__PROBLEM__:
Locate every line in the material below that has the word "title". Copy each of those lines.

╭─ SUPPLIED MATERIAL

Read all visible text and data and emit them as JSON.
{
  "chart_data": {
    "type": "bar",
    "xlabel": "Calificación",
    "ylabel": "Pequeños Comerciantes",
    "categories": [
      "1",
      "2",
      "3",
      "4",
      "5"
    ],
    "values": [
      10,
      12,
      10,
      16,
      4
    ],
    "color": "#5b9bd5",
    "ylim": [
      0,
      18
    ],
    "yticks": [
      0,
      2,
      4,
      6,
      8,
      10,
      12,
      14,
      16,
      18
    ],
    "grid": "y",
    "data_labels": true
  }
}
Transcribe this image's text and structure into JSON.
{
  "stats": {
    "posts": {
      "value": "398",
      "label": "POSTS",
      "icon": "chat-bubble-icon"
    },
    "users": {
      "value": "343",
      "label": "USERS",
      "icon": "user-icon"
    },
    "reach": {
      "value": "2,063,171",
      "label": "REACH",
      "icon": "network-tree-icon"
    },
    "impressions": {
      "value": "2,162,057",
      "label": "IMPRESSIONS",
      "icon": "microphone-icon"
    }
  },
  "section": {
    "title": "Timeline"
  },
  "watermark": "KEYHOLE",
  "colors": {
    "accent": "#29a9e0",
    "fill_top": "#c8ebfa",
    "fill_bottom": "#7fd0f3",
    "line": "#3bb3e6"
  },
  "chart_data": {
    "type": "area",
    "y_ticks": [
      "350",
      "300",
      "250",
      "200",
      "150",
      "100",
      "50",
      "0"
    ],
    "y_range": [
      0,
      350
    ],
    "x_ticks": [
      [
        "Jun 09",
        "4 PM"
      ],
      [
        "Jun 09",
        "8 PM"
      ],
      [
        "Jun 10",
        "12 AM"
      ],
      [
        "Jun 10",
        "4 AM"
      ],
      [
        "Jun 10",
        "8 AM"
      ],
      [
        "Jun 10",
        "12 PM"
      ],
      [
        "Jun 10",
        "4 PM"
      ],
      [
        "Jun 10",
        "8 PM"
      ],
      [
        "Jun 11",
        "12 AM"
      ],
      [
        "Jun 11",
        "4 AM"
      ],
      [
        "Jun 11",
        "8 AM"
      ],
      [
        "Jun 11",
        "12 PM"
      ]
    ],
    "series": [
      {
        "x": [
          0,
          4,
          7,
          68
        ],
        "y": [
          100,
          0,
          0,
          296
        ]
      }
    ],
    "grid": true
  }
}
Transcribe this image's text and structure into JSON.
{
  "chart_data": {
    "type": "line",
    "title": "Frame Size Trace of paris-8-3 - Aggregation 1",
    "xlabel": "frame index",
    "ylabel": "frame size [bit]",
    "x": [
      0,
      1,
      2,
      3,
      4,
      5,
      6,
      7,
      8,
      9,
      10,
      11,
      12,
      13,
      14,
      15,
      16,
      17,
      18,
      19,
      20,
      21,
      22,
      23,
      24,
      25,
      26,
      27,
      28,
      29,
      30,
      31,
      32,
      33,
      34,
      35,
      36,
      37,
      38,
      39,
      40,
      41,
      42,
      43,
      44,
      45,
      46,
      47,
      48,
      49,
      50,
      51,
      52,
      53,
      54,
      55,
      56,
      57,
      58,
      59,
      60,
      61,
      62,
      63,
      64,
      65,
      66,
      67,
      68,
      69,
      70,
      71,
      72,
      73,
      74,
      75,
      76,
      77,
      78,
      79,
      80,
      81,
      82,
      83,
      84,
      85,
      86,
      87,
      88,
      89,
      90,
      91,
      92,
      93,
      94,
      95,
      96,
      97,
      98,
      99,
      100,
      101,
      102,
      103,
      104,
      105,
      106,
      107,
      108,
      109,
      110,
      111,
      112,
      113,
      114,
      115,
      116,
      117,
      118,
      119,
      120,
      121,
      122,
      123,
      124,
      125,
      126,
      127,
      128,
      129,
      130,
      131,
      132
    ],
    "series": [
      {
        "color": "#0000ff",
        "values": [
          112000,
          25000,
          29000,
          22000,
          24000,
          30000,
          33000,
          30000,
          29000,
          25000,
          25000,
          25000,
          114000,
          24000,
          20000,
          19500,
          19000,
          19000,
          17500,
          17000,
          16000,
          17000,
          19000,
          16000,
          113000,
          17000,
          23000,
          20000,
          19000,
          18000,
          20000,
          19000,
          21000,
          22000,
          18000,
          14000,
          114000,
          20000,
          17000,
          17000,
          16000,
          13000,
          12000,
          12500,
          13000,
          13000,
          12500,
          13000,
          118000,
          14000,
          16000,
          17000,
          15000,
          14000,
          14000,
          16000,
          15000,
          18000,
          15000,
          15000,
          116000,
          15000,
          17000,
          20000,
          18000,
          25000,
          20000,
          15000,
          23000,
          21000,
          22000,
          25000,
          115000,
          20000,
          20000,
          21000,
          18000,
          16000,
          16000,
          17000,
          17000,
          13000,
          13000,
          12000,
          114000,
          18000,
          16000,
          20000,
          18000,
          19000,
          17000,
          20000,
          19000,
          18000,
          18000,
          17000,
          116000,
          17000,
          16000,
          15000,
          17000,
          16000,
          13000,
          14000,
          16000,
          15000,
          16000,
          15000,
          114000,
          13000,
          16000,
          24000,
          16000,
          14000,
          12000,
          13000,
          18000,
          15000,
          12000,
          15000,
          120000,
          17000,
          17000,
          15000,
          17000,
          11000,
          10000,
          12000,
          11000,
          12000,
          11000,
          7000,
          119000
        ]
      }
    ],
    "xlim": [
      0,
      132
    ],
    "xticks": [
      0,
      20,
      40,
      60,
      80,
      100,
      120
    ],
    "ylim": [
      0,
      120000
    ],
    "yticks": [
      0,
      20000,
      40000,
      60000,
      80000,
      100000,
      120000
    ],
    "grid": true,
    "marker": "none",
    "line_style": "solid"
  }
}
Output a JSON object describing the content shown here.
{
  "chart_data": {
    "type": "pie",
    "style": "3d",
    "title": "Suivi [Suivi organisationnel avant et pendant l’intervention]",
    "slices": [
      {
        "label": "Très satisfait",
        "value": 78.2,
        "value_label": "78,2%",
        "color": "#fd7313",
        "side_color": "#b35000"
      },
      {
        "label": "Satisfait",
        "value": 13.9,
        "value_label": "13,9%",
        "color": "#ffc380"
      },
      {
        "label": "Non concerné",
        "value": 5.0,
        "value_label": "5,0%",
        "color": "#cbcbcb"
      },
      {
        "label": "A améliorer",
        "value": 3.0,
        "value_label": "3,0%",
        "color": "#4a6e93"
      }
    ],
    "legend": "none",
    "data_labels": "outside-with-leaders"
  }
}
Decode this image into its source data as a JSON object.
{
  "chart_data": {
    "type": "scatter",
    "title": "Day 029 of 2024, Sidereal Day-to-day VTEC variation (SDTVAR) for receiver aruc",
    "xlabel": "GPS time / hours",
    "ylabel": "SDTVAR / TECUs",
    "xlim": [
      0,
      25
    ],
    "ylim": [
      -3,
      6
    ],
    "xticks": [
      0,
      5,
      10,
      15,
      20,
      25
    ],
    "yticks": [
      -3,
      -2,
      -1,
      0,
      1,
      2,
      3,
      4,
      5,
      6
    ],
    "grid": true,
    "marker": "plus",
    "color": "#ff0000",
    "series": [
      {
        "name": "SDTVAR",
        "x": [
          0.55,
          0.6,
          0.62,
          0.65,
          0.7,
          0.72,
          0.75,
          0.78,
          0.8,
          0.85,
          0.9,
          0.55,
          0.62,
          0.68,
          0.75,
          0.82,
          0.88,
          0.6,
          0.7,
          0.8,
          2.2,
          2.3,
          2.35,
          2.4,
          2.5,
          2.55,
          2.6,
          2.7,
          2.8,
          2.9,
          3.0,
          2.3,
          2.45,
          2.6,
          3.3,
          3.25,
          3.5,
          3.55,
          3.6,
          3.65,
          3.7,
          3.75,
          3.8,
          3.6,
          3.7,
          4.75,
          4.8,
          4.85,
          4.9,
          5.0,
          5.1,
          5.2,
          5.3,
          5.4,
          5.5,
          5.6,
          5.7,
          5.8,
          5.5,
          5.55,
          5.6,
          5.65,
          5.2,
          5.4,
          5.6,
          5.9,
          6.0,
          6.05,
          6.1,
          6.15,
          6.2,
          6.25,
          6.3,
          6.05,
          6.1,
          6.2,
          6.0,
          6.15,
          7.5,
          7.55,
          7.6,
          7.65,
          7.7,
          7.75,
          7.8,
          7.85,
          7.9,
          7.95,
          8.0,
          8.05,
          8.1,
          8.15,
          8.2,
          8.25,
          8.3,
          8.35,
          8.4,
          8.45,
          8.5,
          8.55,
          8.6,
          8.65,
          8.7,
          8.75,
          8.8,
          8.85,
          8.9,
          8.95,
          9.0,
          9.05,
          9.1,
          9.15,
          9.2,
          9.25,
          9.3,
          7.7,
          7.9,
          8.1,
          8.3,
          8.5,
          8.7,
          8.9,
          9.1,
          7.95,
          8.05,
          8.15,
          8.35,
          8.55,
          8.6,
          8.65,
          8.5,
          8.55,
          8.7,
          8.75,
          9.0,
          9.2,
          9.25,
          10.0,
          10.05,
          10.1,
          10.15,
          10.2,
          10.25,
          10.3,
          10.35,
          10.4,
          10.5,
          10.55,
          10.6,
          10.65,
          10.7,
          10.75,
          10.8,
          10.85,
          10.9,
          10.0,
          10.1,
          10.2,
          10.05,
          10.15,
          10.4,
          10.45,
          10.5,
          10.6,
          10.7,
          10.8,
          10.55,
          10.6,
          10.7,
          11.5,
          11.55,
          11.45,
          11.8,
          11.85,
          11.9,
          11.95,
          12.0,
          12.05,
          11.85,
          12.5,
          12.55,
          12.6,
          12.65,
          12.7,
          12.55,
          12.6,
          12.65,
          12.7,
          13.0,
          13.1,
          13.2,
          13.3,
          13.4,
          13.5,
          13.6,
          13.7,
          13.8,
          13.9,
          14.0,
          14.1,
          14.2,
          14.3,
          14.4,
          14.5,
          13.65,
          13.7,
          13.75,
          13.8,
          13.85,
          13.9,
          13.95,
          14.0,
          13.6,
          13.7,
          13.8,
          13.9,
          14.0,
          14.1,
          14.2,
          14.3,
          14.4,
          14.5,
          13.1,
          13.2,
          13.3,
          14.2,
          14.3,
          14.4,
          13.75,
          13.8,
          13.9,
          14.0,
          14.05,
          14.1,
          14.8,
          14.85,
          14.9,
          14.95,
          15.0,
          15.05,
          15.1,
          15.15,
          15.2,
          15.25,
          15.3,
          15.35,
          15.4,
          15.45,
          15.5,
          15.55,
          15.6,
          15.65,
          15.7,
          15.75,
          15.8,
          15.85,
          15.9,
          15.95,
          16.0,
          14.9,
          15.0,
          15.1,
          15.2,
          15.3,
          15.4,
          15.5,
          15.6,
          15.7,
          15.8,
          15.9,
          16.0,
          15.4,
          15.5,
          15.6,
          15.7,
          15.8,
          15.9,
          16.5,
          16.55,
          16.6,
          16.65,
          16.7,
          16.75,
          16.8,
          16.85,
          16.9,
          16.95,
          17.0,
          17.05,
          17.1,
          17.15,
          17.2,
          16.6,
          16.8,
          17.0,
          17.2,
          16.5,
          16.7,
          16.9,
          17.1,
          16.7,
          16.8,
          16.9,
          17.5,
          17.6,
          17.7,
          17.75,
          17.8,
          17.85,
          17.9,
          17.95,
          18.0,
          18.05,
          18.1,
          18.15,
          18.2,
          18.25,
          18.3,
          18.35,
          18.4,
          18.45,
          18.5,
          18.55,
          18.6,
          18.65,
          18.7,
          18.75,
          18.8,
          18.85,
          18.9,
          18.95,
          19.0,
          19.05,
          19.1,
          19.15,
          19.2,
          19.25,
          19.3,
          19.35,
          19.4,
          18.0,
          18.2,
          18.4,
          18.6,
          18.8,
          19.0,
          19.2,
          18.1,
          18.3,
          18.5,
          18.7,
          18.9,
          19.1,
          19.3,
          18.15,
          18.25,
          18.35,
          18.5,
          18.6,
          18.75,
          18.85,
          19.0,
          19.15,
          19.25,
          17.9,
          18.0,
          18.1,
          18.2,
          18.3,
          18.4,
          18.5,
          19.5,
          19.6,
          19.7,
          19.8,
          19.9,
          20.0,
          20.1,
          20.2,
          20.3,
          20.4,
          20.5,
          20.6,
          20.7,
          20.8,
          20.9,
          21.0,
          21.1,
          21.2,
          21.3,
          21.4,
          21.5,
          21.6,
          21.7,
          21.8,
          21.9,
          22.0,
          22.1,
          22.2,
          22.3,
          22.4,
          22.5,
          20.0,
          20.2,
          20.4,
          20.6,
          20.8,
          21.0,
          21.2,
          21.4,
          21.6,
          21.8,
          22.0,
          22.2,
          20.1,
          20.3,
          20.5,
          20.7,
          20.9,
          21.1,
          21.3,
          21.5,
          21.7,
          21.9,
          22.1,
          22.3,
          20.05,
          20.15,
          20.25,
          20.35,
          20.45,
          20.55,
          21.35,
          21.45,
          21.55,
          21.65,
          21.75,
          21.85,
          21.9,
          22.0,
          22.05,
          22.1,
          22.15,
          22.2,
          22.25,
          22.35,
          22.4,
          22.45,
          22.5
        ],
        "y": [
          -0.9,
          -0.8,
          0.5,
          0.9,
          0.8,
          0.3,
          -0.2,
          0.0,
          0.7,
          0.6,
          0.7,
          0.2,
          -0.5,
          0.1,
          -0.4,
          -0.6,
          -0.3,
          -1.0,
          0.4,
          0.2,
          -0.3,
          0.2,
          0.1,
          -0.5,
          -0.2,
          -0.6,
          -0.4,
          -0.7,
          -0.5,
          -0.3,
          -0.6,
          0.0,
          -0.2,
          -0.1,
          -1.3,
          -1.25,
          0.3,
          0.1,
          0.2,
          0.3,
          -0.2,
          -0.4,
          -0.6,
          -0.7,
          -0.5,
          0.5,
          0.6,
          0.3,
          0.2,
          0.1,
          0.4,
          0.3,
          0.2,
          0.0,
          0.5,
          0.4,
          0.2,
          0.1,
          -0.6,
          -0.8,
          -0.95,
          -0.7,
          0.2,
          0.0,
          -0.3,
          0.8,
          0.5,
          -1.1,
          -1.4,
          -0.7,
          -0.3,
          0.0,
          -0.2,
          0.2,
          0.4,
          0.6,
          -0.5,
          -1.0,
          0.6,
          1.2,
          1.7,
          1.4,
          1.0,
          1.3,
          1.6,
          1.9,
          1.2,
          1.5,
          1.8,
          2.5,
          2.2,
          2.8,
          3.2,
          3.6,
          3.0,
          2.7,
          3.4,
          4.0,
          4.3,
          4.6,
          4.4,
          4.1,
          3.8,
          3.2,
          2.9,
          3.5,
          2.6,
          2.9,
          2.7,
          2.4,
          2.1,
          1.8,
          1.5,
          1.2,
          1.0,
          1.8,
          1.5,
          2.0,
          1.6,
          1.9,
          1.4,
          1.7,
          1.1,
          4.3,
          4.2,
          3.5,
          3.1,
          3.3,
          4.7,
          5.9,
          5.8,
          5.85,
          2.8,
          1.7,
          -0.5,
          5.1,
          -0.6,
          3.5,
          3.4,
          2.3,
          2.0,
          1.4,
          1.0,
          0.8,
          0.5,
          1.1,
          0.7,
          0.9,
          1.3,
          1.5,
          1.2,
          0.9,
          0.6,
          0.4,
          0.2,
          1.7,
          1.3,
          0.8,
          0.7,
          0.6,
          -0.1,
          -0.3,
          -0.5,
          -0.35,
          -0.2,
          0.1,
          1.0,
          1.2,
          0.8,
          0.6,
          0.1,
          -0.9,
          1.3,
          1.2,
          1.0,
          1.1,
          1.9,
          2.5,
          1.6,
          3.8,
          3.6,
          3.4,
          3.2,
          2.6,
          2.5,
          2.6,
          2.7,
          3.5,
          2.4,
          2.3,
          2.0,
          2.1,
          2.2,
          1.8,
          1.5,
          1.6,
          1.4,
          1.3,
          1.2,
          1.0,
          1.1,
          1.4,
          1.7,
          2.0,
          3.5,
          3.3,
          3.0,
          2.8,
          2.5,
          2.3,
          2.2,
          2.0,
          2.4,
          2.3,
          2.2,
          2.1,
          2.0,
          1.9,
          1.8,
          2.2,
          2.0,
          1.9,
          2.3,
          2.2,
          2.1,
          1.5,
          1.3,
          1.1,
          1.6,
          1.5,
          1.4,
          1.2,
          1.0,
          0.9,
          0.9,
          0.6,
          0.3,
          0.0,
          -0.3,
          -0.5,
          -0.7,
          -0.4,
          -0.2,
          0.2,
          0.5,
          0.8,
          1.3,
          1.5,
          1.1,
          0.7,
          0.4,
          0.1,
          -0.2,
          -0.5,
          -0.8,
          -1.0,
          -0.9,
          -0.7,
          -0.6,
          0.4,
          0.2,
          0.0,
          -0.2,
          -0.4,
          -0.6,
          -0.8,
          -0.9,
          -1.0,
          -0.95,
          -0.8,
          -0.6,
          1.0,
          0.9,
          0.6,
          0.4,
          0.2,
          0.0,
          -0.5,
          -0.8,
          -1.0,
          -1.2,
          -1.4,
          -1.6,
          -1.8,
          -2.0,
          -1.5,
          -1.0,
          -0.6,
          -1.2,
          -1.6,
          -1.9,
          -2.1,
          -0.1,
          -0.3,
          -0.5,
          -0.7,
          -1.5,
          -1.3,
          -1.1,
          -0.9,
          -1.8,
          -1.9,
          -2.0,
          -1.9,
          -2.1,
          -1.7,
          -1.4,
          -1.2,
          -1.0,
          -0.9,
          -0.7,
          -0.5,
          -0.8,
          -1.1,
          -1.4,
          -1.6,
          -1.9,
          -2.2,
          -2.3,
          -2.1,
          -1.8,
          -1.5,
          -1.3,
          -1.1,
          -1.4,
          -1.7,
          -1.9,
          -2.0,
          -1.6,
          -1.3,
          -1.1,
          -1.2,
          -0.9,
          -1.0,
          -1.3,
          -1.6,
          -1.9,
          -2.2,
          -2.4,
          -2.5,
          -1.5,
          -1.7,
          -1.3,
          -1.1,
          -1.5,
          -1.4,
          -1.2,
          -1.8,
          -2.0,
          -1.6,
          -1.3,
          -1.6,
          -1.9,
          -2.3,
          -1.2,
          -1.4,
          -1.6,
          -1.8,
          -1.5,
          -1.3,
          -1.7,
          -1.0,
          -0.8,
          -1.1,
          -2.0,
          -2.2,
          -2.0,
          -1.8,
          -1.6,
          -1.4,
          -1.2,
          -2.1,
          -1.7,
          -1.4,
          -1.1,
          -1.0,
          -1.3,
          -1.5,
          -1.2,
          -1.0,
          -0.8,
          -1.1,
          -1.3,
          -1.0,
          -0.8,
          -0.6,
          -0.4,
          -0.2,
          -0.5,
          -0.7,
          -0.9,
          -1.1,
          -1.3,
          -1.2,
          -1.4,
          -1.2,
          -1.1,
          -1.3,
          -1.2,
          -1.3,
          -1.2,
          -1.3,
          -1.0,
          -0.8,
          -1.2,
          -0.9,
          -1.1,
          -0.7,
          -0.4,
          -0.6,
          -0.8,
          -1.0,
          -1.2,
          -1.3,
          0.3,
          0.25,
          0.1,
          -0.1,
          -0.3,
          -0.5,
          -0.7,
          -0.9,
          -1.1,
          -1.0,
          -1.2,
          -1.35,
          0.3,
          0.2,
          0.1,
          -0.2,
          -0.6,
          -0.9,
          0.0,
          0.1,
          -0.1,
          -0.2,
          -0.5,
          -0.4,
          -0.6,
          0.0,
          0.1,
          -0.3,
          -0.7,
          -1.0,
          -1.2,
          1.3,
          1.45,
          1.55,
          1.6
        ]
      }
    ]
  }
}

╰─

__TASK RESPONSE__:
    "title": "Timeline"
    "title": "Frame Size Trace of paris-8-3 - Aggregation 1",
    "title": "Suivi [Suivi organisationnel avant et pendant l’intervention]",
    "title": "Day 029 of 2024, Sidereal Day-to-day VTEC variation (SDTVAR) for receiver aruc",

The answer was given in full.